* [Exercise details]: In the references of the DCI documentation page below, who are all the authors of the 2022 article on identifying cancer pathway dysregulations?

* [Passage provided]:
Differential Connected Inference (DCI) via a sub-network with
perturbed edges obtained from the output of SEMace,
comparable to the procedure in Jablonski et al (2022), or SEMrun
with two-group and CGGM solver, comparable to the algorithm 2 in Belyaeva et al (2021).
To increase the efficiency of computations for large graphs, users can
select to break the network structure into clusters, and select the
topological clustering method (see clusterGraph).
The function SEMrun is applied iteratively on
each cluster (with size min > 10 and max < 500) to obtain the graph
with the full list of perturbed edges.
Arguments
- graph
Input network as an igraph object.
- data
A matrix or data.frame. Rows correspond to subjects, and columns to graph nodes (variables).
- group
A binary vector. This vector must be as long as the number of subjects. Each vector element must be 1 for cases and 0 for control subjects.
- type
Average Causal Effect (ACE) with two-group, "parents" (back-door) adjustement set, and "direct" effects (
type = "ace", default), or CGGM solver with two-group using a clustering method. Iftype = "tahc", network modules are generated using the tree agglomerative hierarchical clustering method, or non-tree clustering methods from igraph package, i.e.,type = "wtc"(walktrap community structure with short random walks),type ="ebc"(edge betweeness clustering),type = "fgc"(fast greedy method),type = "lbc"(label propagation method),type = "lec"(leading eigenvector method),type = "loc"(multi-level optimization),type = "opc"(optimal community structure),type = "sgc"(spinglass statistical mechanics),type = "none"(no breaking network structure into clusters).- method
Multiple testing correction method. One of the values available in
p.adjust. By default, method is set to "BH" (i.e., FDR multiple test correction).- alpha
Significance level (default = 0.05) for edge set selection.
- ...
Currently ignored.
References
Belyaeva A, Squires C, Uhler C (2021). DCI: learning causal differences between gene regulatory networks. Bioinformatics, 37(18): 3067–3069. <https://doi: 10.1093/bioinformatics/btab167>
Jablonski K, Pirkl M, Ćevid D, Bühlmann P, Beerenwinkel N (2022). Identifying cancer pathway dysregulations using differential causal effects. Bioinformatics, 38(6):1550–1559. <https://doi.org/10.1093/bioinformatics/btab847>
Author
Mario Grassi mario.grassi@unipv.it
Examples
# \dontrun{
#load SEMdata package for ALS data with 17K genes:
devtools::install_github("fernandoPalluzzi/SEMdata")
#> Using GitHub PAT from the git credential store.

* [Data excerpts]:
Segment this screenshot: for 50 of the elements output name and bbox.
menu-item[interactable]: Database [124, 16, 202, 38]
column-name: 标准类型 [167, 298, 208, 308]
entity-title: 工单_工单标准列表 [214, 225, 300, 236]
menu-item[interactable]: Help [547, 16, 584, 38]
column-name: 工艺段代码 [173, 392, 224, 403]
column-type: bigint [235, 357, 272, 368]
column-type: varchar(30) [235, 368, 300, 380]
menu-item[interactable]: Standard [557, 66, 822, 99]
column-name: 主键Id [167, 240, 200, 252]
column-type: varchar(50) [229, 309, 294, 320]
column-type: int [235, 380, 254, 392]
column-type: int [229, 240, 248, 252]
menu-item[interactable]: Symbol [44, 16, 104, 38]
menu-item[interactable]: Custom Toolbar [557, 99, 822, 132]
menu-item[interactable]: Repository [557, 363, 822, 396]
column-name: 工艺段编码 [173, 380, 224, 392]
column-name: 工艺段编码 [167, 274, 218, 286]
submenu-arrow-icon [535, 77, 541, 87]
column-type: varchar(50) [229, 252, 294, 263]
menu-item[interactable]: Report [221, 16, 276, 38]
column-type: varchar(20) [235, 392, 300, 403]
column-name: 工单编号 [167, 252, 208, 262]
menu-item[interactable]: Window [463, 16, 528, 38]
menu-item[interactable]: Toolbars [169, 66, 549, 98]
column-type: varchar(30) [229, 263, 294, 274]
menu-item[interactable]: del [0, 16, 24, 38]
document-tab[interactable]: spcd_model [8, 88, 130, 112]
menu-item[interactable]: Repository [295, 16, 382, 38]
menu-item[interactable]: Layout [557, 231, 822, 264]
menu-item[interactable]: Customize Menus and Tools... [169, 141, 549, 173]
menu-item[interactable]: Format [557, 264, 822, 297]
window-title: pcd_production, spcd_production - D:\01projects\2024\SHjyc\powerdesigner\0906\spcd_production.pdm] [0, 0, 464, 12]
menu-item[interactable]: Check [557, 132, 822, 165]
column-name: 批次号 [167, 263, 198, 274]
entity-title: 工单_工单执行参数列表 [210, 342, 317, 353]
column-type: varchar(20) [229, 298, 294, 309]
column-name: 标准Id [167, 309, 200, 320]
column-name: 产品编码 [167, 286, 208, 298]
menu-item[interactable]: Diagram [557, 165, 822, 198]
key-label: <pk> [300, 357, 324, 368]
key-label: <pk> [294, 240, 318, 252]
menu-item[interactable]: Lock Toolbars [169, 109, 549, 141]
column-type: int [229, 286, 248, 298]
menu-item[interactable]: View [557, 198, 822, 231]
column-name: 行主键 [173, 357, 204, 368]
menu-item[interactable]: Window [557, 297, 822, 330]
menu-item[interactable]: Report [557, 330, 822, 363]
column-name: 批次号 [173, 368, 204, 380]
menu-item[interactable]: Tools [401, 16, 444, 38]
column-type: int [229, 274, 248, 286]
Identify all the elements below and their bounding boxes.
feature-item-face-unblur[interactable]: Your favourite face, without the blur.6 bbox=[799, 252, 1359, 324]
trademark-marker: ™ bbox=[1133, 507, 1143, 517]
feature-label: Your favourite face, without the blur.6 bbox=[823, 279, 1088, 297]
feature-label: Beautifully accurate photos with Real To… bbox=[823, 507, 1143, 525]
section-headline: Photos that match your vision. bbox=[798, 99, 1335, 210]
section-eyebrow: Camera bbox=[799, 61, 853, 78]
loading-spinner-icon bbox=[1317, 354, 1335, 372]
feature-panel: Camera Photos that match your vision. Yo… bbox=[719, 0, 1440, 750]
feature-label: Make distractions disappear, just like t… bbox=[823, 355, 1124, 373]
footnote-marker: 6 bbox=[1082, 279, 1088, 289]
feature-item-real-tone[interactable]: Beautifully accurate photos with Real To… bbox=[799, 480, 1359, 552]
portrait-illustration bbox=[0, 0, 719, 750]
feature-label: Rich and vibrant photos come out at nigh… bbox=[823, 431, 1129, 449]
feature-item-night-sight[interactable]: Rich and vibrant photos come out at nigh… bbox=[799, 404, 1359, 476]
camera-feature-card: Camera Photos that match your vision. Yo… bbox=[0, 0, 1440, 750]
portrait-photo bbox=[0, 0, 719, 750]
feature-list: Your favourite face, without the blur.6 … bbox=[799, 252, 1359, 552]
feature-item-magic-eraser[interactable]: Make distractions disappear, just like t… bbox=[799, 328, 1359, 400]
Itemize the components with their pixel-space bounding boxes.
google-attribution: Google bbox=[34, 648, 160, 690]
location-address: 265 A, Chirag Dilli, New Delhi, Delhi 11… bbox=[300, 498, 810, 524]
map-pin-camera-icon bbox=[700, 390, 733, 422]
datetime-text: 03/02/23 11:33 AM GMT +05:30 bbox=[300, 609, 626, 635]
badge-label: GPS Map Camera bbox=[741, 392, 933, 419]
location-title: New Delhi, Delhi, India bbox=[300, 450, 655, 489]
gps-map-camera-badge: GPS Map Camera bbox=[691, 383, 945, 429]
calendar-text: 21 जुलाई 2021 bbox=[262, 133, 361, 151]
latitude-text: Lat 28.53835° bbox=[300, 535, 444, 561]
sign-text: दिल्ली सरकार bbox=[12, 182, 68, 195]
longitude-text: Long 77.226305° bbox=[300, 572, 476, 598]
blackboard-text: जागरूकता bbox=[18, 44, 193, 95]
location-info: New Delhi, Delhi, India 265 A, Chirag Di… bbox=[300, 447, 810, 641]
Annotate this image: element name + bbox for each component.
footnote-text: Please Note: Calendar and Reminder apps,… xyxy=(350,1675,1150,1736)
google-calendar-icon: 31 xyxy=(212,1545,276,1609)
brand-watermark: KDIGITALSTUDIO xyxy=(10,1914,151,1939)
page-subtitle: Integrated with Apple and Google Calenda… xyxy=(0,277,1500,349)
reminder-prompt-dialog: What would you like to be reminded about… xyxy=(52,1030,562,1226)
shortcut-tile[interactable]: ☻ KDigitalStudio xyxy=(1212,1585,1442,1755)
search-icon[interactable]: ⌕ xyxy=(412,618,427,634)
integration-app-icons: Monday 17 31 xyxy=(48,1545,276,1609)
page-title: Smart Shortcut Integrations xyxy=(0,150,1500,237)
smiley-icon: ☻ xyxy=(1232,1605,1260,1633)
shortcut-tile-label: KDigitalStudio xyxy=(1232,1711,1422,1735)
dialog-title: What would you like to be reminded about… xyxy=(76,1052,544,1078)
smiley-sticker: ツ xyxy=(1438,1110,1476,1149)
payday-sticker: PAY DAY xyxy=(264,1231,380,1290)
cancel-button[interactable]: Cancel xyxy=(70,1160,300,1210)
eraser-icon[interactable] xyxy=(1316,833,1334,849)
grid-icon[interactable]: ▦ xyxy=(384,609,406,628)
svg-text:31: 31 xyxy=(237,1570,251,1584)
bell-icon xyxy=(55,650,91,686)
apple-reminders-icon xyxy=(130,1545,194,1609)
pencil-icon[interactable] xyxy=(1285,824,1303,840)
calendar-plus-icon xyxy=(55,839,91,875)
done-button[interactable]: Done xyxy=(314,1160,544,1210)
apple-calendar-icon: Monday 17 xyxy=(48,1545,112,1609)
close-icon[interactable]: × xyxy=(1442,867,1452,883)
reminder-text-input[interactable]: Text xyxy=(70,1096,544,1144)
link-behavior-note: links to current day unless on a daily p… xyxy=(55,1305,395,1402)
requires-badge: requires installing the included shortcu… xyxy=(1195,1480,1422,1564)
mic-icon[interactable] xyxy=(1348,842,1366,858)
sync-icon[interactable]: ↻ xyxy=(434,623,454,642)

* [The answer]: Jablonski K, Pirkl M, Ćevid D, Bühlmann P, Beerenwinkel N